**Passage given:**
::::::::::
This will make sure that we can write a pipeline not built yet by the server into the file
* We first build a MONGO_PIPELINE with three stages (this is the same kind of example used in other parts of this notebook)
* We then will feed this pipeline to the file to see how it works

In [23]:
def build_pipeline_step(output_col, mongo_query):
    return {
        'output_domain': output_col,
        'query' : [mongo_query]
    }

def build_appendy_list(col):
    return [
    { '$match' : { 'domain' : 'purple', 'color' : 'purple' } },
    *append_col_stages(col)
]

PURPLE_LIST = [{ '$match' : { 'domain' : 'test_data', 'color' : 'purple', 'number' : { '$lte' : 50 } } }]
APPENDY_LIST = build_appendy_list('orange')

def append_col_stages(col):
    return [
        {
            "$group": {
              "_id": None,
              "_vqbPipelineInline": {
                "$push": "$$ROOT"
::::::::::
**Record excerpts:**

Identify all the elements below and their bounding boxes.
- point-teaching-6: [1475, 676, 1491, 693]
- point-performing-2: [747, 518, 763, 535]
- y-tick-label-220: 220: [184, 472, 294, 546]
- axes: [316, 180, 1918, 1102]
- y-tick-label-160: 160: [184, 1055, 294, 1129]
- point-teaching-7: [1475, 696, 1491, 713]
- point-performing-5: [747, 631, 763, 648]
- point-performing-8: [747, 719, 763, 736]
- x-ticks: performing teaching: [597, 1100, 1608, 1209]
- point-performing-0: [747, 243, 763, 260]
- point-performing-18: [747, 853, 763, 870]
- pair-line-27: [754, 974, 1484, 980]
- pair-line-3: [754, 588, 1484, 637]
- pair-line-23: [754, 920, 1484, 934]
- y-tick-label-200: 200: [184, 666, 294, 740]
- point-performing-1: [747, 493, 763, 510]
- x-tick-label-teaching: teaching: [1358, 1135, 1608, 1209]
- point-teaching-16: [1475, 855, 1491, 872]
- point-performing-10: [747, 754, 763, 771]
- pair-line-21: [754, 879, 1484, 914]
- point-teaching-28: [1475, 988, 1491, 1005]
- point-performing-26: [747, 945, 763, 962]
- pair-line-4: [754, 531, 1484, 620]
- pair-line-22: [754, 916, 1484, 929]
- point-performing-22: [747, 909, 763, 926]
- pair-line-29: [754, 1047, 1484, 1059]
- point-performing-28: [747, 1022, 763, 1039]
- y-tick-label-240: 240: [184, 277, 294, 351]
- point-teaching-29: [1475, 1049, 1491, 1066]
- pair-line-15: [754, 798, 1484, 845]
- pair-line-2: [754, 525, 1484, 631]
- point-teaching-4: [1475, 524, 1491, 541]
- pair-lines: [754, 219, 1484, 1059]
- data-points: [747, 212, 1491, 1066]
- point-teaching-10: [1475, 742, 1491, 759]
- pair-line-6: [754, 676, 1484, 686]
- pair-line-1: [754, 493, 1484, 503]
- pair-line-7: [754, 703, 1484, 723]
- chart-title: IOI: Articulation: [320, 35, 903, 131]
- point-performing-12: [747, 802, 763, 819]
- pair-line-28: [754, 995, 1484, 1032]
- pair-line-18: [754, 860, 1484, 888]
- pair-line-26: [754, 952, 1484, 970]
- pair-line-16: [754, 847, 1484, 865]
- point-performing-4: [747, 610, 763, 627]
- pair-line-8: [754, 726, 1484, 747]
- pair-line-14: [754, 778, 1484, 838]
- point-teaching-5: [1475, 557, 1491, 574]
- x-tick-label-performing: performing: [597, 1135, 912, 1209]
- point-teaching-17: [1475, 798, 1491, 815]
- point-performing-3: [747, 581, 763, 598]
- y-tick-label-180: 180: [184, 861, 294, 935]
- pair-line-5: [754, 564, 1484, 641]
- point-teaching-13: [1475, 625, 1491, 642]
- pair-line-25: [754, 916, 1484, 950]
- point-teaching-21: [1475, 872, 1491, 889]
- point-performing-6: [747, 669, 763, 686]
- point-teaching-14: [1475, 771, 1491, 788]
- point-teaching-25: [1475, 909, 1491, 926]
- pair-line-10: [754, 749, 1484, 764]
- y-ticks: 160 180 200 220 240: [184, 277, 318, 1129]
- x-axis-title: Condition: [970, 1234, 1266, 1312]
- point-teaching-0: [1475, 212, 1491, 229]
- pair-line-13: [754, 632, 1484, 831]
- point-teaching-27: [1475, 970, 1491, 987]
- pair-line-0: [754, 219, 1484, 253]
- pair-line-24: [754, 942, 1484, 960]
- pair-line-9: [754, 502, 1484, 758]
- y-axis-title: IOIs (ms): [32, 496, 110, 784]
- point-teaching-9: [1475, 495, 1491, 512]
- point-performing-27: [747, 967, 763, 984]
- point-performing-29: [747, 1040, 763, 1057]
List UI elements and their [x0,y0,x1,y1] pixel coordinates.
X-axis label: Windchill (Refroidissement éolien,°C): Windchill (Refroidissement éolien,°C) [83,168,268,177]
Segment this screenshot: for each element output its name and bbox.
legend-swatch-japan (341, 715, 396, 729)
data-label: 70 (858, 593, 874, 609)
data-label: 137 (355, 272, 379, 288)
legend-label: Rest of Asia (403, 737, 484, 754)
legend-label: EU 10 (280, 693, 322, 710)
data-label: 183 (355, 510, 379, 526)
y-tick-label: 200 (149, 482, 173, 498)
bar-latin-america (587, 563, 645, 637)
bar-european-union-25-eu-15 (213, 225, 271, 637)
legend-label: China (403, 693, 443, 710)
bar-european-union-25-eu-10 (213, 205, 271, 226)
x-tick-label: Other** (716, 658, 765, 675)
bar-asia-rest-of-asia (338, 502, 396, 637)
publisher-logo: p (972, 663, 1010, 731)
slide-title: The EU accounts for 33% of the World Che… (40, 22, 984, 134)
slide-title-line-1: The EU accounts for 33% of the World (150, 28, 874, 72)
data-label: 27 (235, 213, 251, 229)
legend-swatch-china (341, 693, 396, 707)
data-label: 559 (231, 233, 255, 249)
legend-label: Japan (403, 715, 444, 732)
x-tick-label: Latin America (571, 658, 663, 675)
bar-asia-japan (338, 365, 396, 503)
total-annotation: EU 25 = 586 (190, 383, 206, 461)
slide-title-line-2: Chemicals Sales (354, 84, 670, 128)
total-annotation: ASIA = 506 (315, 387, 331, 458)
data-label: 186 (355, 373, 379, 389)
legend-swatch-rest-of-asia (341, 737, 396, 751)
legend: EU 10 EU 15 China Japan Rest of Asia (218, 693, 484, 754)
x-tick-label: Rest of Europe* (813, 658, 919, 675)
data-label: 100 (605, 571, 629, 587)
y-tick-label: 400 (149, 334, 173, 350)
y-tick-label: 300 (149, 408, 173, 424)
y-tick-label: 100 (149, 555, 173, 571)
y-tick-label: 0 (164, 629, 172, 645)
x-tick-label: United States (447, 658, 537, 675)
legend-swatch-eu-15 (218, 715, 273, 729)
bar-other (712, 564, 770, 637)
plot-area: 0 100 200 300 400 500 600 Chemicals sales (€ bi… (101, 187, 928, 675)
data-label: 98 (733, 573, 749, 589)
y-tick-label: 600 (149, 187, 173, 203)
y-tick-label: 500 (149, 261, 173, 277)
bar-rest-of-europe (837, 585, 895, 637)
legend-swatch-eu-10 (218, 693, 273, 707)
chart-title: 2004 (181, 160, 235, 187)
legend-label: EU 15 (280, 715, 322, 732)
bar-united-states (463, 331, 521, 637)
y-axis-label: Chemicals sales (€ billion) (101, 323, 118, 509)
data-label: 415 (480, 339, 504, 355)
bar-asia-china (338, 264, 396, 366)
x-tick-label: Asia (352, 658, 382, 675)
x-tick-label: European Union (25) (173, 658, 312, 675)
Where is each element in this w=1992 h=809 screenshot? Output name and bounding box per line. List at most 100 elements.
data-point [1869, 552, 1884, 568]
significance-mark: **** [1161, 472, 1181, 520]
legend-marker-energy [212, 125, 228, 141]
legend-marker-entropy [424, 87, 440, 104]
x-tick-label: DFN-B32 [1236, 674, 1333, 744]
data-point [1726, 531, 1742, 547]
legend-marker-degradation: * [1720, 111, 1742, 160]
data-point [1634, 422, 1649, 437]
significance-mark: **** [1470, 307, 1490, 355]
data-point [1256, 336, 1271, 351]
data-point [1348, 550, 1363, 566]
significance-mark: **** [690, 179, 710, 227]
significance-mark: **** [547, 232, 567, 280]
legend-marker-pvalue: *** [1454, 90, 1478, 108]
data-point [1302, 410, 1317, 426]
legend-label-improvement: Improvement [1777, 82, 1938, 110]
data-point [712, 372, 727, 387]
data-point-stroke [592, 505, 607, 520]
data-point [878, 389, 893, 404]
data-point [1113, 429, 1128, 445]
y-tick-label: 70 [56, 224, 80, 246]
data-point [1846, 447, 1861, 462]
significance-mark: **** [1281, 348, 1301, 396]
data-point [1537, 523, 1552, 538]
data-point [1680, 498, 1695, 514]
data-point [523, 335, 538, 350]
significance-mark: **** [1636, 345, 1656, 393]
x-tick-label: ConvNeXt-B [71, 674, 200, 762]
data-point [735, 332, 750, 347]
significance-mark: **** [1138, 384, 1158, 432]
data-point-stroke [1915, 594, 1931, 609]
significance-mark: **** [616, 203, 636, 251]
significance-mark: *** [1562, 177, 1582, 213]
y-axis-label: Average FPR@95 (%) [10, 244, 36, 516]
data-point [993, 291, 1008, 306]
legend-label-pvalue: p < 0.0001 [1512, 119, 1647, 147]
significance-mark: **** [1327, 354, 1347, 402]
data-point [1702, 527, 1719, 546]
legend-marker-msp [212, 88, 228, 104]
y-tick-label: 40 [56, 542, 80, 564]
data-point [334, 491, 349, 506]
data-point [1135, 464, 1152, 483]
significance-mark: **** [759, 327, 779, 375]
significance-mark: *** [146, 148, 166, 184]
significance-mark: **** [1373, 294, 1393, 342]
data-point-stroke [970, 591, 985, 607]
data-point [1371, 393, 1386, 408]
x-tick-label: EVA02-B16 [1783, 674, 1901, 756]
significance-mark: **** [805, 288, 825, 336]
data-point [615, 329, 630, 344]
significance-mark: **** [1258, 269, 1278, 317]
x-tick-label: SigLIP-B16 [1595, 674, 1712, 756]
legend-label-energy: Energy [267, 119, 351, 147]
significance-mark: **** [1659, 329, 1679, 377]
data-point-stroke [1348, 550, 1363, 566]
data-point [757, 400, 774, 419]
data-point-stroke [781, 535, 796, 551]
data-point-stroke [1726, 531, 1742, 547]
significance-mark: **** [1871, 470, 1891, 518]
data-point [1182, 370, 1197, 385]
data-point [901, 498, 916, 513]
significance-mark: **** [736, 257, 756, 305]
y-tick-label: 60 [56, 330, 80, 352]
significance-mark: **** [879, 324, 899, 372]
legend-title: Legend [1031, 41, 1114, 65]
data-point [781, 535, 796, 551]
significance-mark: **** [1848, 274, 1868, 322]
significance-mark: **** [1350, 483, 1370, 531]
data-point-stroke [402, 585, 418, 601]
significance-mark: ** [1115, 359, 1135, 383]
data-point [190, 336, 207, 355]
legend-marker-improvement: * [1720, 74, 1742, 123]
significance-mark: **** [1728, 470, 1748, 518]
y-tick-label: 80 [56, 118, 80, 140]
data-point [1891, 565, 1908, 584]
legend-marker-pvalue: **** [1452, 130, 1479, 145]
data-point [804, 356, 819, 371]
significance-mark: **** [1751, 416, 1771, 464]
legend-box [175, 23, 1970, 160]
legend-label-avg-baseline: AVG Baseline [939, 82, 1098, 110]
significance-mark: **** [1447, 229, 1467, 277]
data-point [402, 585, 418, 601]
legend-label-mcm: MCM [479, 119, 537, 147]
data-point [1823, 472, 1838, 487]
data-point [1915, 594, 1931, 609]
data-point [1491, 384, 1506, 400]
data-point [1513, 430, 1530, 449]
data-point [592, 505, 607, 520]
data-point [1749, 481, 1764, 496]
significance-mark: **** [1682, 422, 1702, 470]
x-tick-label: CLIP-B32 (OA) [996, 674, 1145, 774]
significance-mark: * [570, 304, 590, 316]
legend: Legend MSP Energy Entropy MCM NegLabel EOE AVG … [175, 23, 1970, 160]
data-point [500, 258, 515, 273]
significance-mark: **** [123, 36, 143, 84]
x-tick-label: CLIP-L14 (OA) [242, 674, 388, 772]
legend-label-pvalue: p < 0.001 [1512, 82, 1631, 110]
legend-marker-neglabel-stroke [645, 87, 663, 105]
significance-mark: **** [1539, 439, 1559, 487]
::::::::::
**Task details:**
Please extend the MongoDB pipeline excerpt, picking up right after its last line. The records were drawn from a different source than the MongoDB pipeline excerpt.

**The response:**
              }
            }
        },
        {
            "$lookup": {
              "from": col,
              "pipeline": [
                {
                  "$match": {}
                },
                {
                  "$project": {
                    "_id": 0
                  }
                }
              ],
              "as": "_vqbPipelineToAppend_0"
            }
        },
        {
            "$project": {
              "_vqbPipelinesUnion": {
                "$concatArrays": [
                  "$_vqbPipelineInline",
                  "$_vqbPipelineToAppend_0"
                ]
              }
            }
        },
        {
            "$unwind": "$_vqbPipelinesUnion"
        },
        {
            "$replaceRoot": {
              "newRoot": "$_vqbPipelinesUnion"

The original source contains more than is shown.